**WHAT THIS TASK INVOLVES**
Filter these entries, keeping only lines that hold the word "バーナード".

Recorded data:
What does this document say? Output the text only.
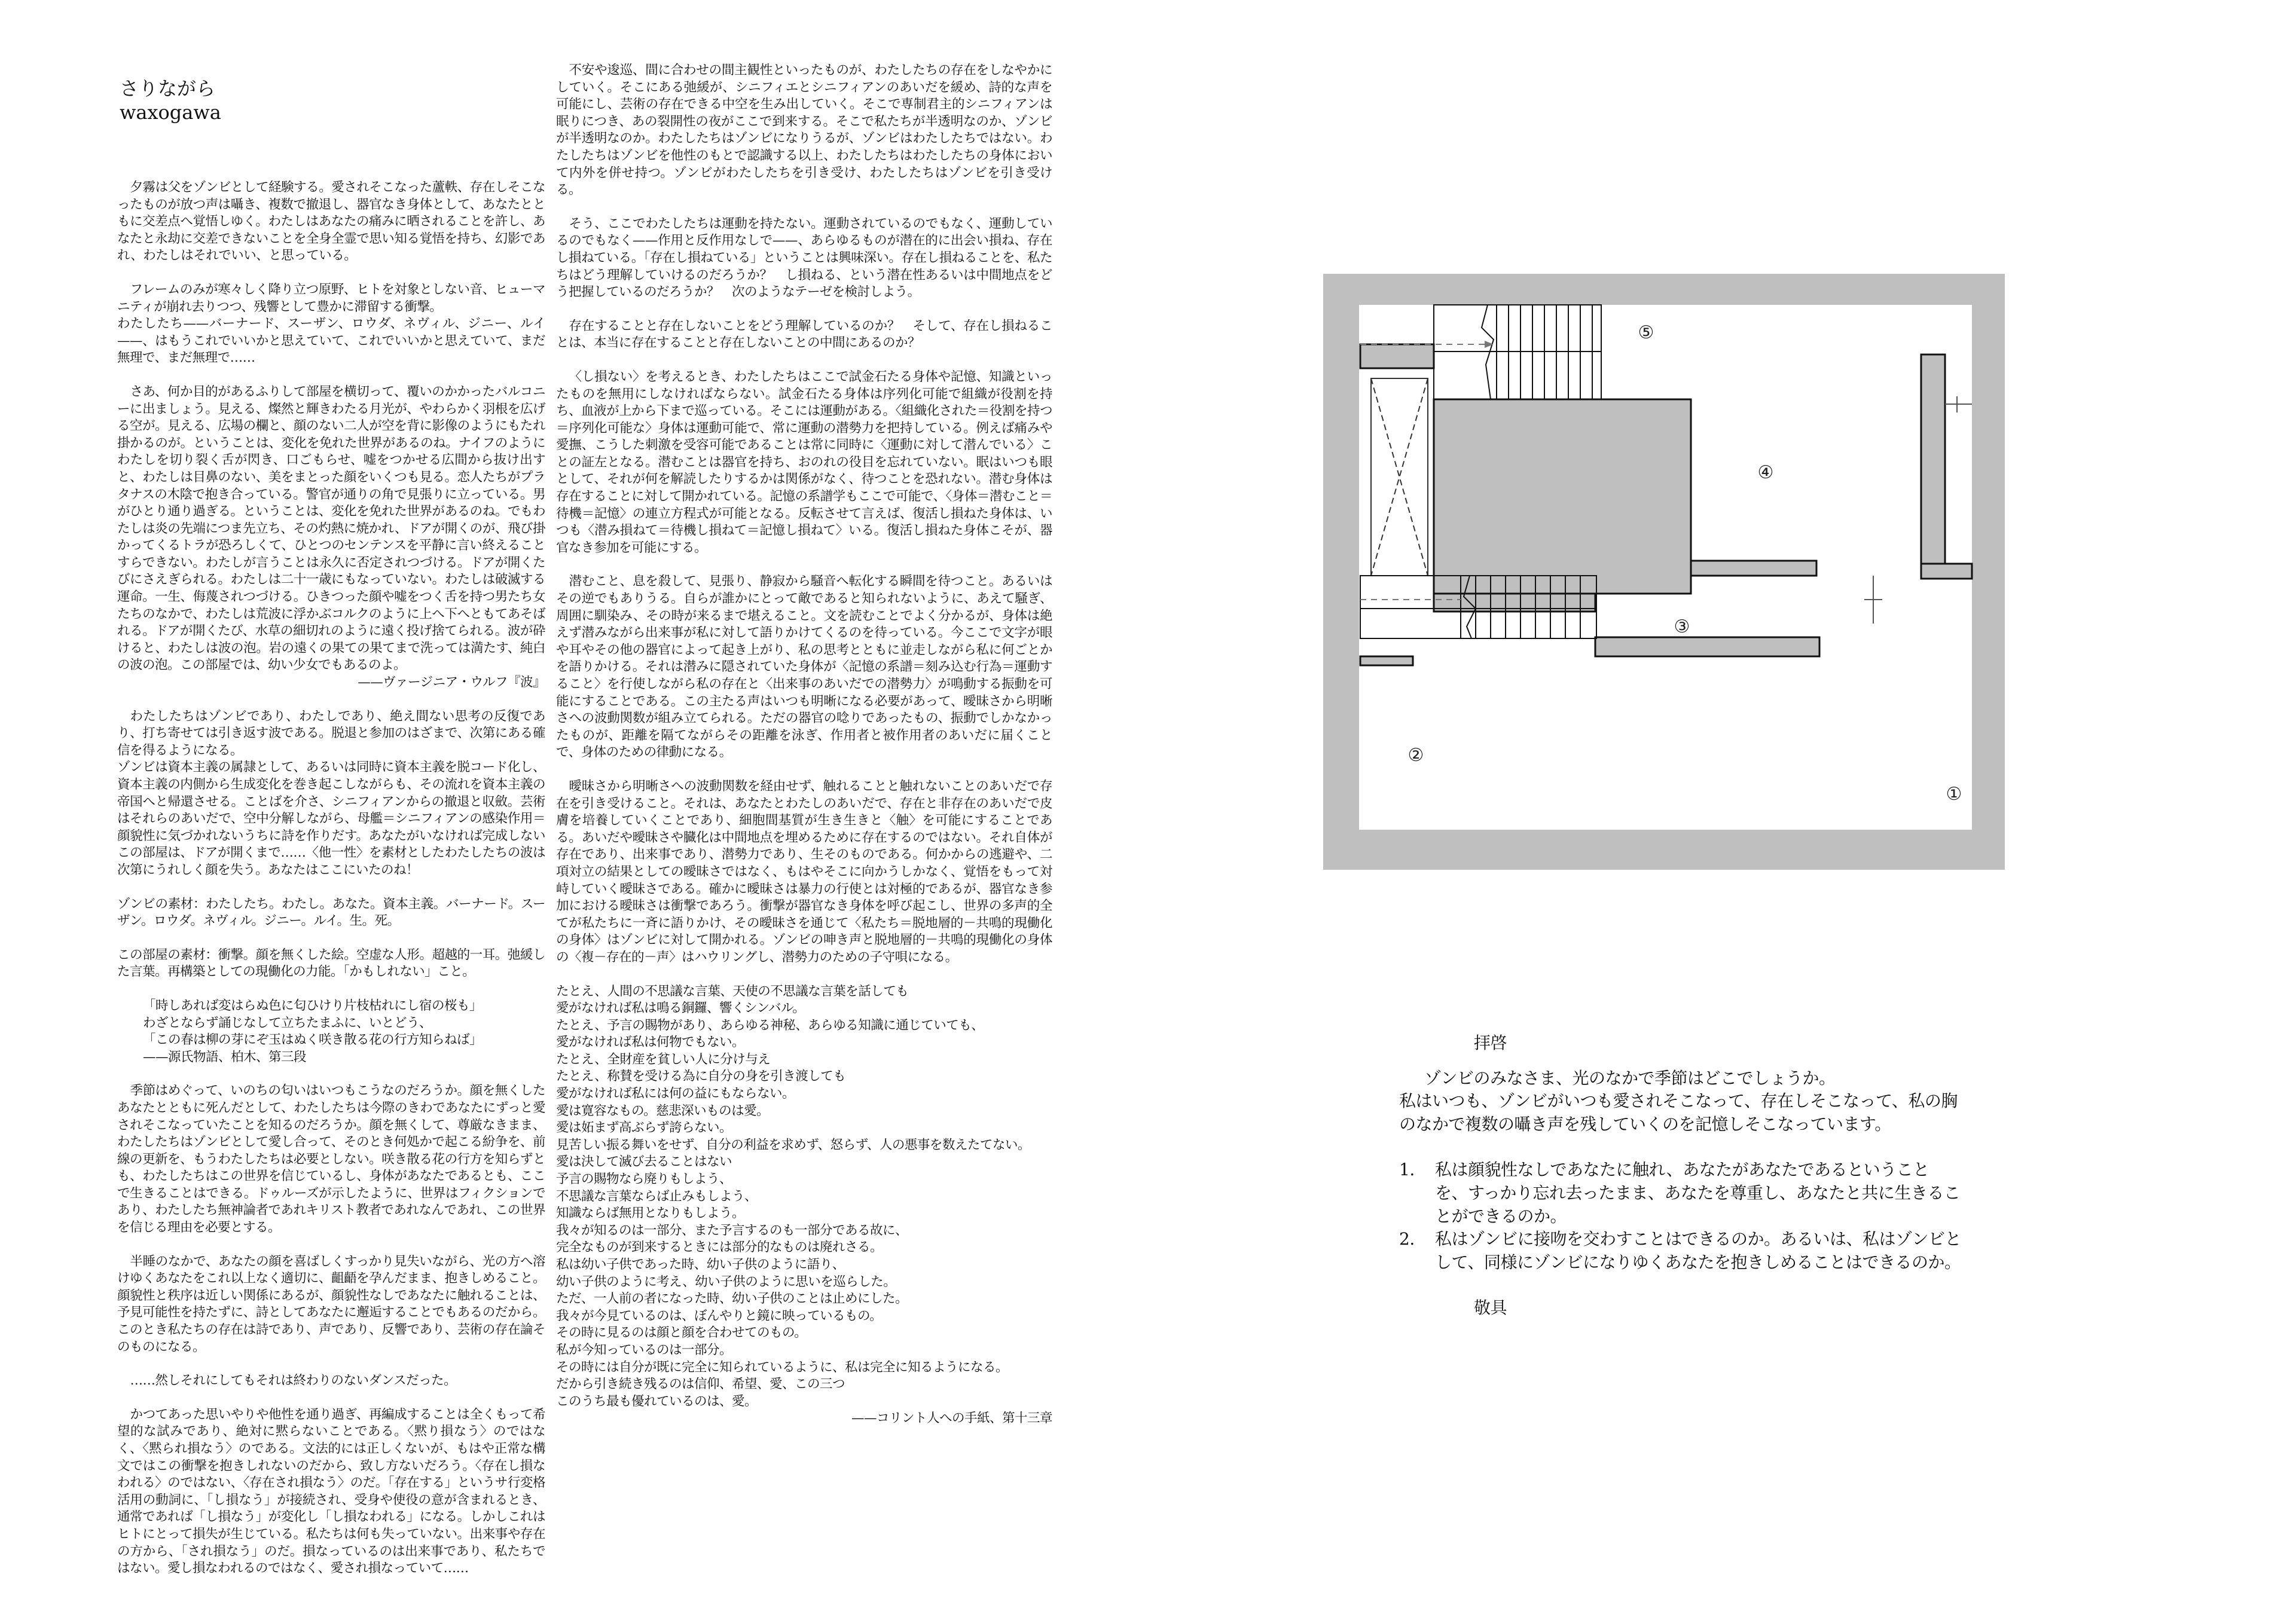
さりながら
waxogawa

夕霧は父をゾンビとして経験する。愛されそこなった蘆軼、存在しそこなったものが放つ声は囁き、複数で撤退し、器官なき身体として、あなたとともに交差点へ覚悟しゆく。わたしはあなたの痛みに晒されることを許し、あなたと永劫に交差できないことを全身全霊で思い知る覚悟を持ち、幻影であれ、わたしはそれでいい、と思っている。

フレームのみが寒々しく降り立つ原野、ヒトを対象としない音、ヒューマニティが崩れ去りつつ、残響として豊かに滞留する衝撃。
わたしたち——バーナード、スーザン、ロウダ、ネヴィル、ジニー、ルイ——、はもうこれでいいかと思えていて、これでいいかと思えていて、まだ無理で、まだ無理で……

さあ、何か目的があるふりして部屋を横切って、覆いのかかったバルコニーに出ましょう。見える、燦然と輝きわたる月光が、やわらかく羽根を広げる空が。見える、広場の欄と、顔のない二人が空を背に影像のようにもたれ掛かるのが。ということは、変化を免れた世界があるのね。ナイフのようにわたしを切り裂く舌が閃き、口ごもらせ、嘘をつかせる広間から抜け出すと、わたしは目鼻のない、美をまとった顔をいくつも見る。恋人たちがプラタナスの木陰で抱き合っている。警官が通りの角で見張りに立っている。男がひとり通り過ぎる。ということは、変化を免れた世界があるのね。でもわたしは炎の先端につま先立ち、その灼熱に焼かれ、ドアが開くのが、飛び掛かってくるトラが恐ろしくて、ひとつのセンテンスを平静に言い終えることすらできない。わたしが言うことは永久に否定されつづける。ドアが開くたびにさえぎられる。わたしは二十一歳にもなっていない。わたしは破滅する運命。一生、侮蔑されつづける。ひきつった顔や嘘をつく舌を持つ男たち女たちのなかで、わたしは荒波に浮かぶコルクのように上へ下へともてあそばれる。ドアが開くたび、水草の細切れのように遠く投げ捨てられる。波が砕けると、わたしは波の泡。岩の遠くの果ての果てまで洗っては満たす、純白の波の泡。この部屋では、幼い少女でもあるのよ。

——ヴァージニア・ウルフ『波』

わたしたちはゾンビであり、わたしであり、絶え間ない思考の反復であり、打ち寄せては引き返す波である。脱退と参加のはざまで、次第にある確信を得るようになる。
ゾンビは資本主義の属隷として、あるいは同時に資本主義を脱コード化し、資本主義の内側から生成変化を巻き起こしながらも、その流れを資本主義の帝国へと帰還させる。ことばを介さ、シニフィアンからの撤退と収斂。芸術はそれらのあいだで、空中分解しながら、母艦＝シニフィアンの感染作用＝顔貌性に気づかれないうちに詩を作りだす。あなたがいなければ完成しないこの部屋は、ドアが開くまで……〈他一性〉を素材としたわたしたちの波は次第にうれしく顔を失う。あなたはここにいたのね！

ゾンビの素材：わたしたち。わたし。あなた。資本主義。バーナード。スーザン。ロウダ。ネヴィル。ジニー。ルイ。生。死。

この部屋の素材：衝撃。顔を無くした絵。空虚な人形。超越的一耳。弛緩した言葉。再構築としての現働化の力能。「かもしれない」こと。

「時しあれば変はらぬ色に匂ひけり片枝枯れにし宿の桜も」
わざとならず誦じなして立ちたまふに、いとどう、
「この春は柳の芽にぞ玉はぬく咲き散る花の行方知らねば」
——源氏物語、柏木、第三段

季節はめぐって、いのちの匂いはいつもこうなのだろうか。顔を無くしたあなたとともに死んだとして、わたしたちは今際のきわであなたにずっと愛されそこなっていたことを知るのだろうか。顔を無くして、尊厳なきまま、わたしたちはゾンビとして愛し合って、そのとき何処かで起こる紛争を、前線の更新を、もうわたしたちは必要としない。咲き散る花の行方を知らずとも、わたしたちはこの世界を信じているし、身体があなたであるとも、ここで生きることはできる。ドゥルーズが示したように、世界はフィクションであり、わたしたち無神論者であれキリスト教者であれなんであれ、この世界を信じる理由を必要とする。

半睡のなかで、あなたの顔を喜ばしくすっかり見失いながら、光の方へ溶けゆくあなたをこれ以上なく適切に、齟齬を孕んだまま、抱きしめること。顔貌性と秩序は近しい関係にあるが、顔貌性なしであなたに触れることは、予見可能性を持たずに、詩としてあなたに邂逅することでもあるのだから。このとき私たちの存在は詩であり、声であり、反響であり、芸術の存在論そのものになる。

……然しそれにしてもそれは終わりのないダンスだった。

かつてあった思いやりや他性を通り過ぎ、再編成することは全くもって希望的な試みであり、絶対に黙らないことである。〈黙り損なう〉のではなく、〈黙られ損なう〉のである。文法的には正しくないが、もはや正常な構文ではこの衝撃を抱きしれないのだから、致し方ないだろう。〈存在し損なわれる〉のではない、〈存在され損なう〉のだ。「存在する」というサ行変格活用の動詞に、「し損なう」が接続され、受身や使役の意が含まれるとき、通常であれば「し損なう」が変化し「し損なわれる」になる。しかしこれはヒトにとって損失が生じている。私たちは何も失っていない。出来事や存在の方から、「され損なう」のだ。損なっているのは出来事であり、私たちではない。愛し損なわれるのではなく、愛され損なっていて……

不安や逡巡、間に合わせの間主観性といったものが、わたしたちの存在をしなやかにしていく。そこにある弛緩が、シニフィエとシニフィアンのあいだを緩め、詩的な声を可能にし、芸術の存在できる中空を生み出していく。そこで専制君主的シニフィアンは眠りにつき、あの裂開性の夜がここで到来する。そこで私たちが半透明なのか、ゾンビが半透明なのか。わたしたちはゾンビになりうるが、ゾンビはわたしたちではない。わたしたちはゾンビを他性のもとで認識する以上、わたしたちはわたしたちの身体において内外を併せ持つ。ゾンビがわたしたちを引き受け、わたしたちはゾンビを引き受ける。

そう、ここでわたしたちは運動を持たない。運動されているのでもなく、運動しているのでもなく——作用と反作用なしで——、あらゆるものが潜在的に出会い損ね、存在し損ねている。「存在し損ねている」ということは興味深い。存在し損ねることを、私たちはどう理解していけるのだろうか？　し損ねる、という潜在性あるいは中間地点をどう把握しているのだろうか？　次のようなテーゼを検討しよう。

存在することと存在しないことをどう理解しているのか？　そして、存在し損ねることは、本当に存在することと存在しないことの中間にあるのか？

〈し損ない〉を考えるとき、わたしたちはここで試金石たる身体や記憶、知識といったものを無用にしなければならない。試金石たる身体は序列化可能で組織が役割を持ち、血液が上から下まで巡っている。そこには運動がある。〈組織化された＝役割を持つ＝序列化可能な〉身体は運動可能で、常に運動の潜勢力を把持している。例えば痛みや愛撫、こうした刺激を受容可能であることは常に同時に〈運動に対して潜んでいる〉ことの証左となる。潜むことは器官を持ち、おのれの役目を忘れていない。眠はいつも眼として、それが何を解読したりするかは関係がなく、待つことを恐れない。潜む身体は存在することに対して開かれている。記憶の系譜学もここで可能で、〈身体＝潜むこと＝待機＝記憶〉の連立方程式が可能となる。反転させて言えば、復活し損ねた身体は、いつも〈潜み損ねて＝待機し損ねて＝記憶し損ねて〉いる。復活し損ねた身体こそが、器官なき参加を可能にする。

潜むこと、息を殺して、見張り、静寂から騒音へ転化する瞬間を待つこと。あるいはその逆でもありうる。自らが誰かにとって敵であると知られないように、あえて騒ぎ、周囲に馴染み、その時が来るまで堪えること。文を読むことでよく分かるが、身体は絶えず潜みながら出来事が私に対して語りかけてくるのを待っている。今ここで文字が眼や耳やその他の器官によって起き上がり、私の思考とともに並走しながら私に何ごとかを語りかける。それは潜みに隠されていた身体が〈記憶の系譜＝刻み込む行為＝運動すること〉を行使しながら私の存在と〈出来事のあいだでの潜勢力〉が鳴動する振動を可能にすることである。この主たる声はいつも明晰になる必要があって、曖昧さから明晰さへの波動関数が組み立てられる。ただの器官の唸りであったもの、振動でしかなかったものが、距離を隔てながらその距離を泳ぎ、作用者と被作用者のあいだに届くことで、身体のための律動になる。

曖昧さから明晰さへの波動関数を経由せず、触れることと触れないことのあいだで存在を引き受けること。それは、あなたとわたしのあいだで、存在と非存在のあいだで皮膚を培養していくことであり、細胞間基質が生き生きと〈触〉を可能にすることである。あいだや曖昧さや臓化は中間地点を埋めるために存在するのではない。それ自体が存在であり、出来事であり、潜勢力であり、生そのものである。何かからの逃避や、二項対立の結果としての曖昧さではなく、もはやそこに向かうしかなく、覚悟をもって対峙していく曖昧さである。確かに曖昧さは暴力の行使とは対極的であるが、器官なき参加における曖昧さは衝撃であろう。衝撃が器官なき身体を呼び起こし、世界の多声的全てが私たちに一斉に語りかけ、その曖昧さを通じて〈私たち＝脱地層的－共鳴的現働化の身体〉はゾンビに対して開かれる。ゾンビの呻き声と脱地層的－共鳴的現働化の身体の〈複－存在的－声〉はハウリングし、潜勢力のための子守唄になる。

たとえ、人間の不思議な言葉、天使の不思議な言葉を話しても
愛がなければ私は鳴る銅鑼、響くシンバル。
たとえ、予言の賜物があり、あらゆる神秘、あらゆる知識に通じていても、
愛がなければ私は何物でもない。
たとえ、全財産を貧しい人に分け与え
たとえ、称賛を受ける為に自分の身を引き渡しても
愛がなければ私には何の益にもならない。
愛は寛容なもの。慈悲深いものは愛。
愛は妬まず高ぶらず誇らない。
見苦しい振る舞いをせず、自分の利益を求めず、怒らず、人の悪事を数えたてない。
愛は決して滅び去ることはない
予言の賜物なら廃りもしよう、
不思議な言葉ならば止みもしよう、
知識ならば無用となりもしよう。
我々が知るのは一部分、また予言するのも一部分である故に、
完全なものが到来するときには部分的なものは廃れさる。
私は幼い子供であった時、幼い子供のように語り、
幼い子供のように考え、幼い子供のように思いを巡らした。
ただ、一人前の者になった時、幼い子供のことは止めにした。
我々が今見ているのは、ぼんやりと鏡に映っているもの。
その時に見るのは顔と顔を合わせてのもの。
私が今知っているのは一部分。
その時には自分が既に完全に知られているように、私は完全に知るようになる。
だから引き続き残るのは信仰、希望、愛、この三つ
このうち最も優れているのは、愛。

——コリント人への手紙、第十三章

①
②
③
④
⑤

拝啓

ゾンビのみなさま、光のなかで季節はどこでしょうか。

私はいつも、ゾンビがいつも愛されそこなって、存在しそこなって、私の胸のなかで複数の囁き声を残していくのを記憶しそこなっています。

1.	私は顔貌性なしであなたに触れ、あなたがあなたであるということを、すっかり忘れ去ったまま、あなたを尊重し、あなたと共に生きることができるのか。
2.	私はゾンビに接吻を交わすことはできるのか。あるいは、私はゾンビとして、同様にゾンビになりゆくあなたを抱きしめることはできるのか。

敬具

**WRITTEN REPLY**
わたしたち——バーナード、スーザン、ロウダ、ネヴィル、ジニー、ルイ——、はもうこれでいいかと思えていて、これでいいかと思えていて、まだ無理で、まだ無理で……
ゾンビの素材：わたしたち。わたし。あなた。資本主義。バーナード。スーザン。ロウダ。ネヴィル。ジニー。ルイ。生。死。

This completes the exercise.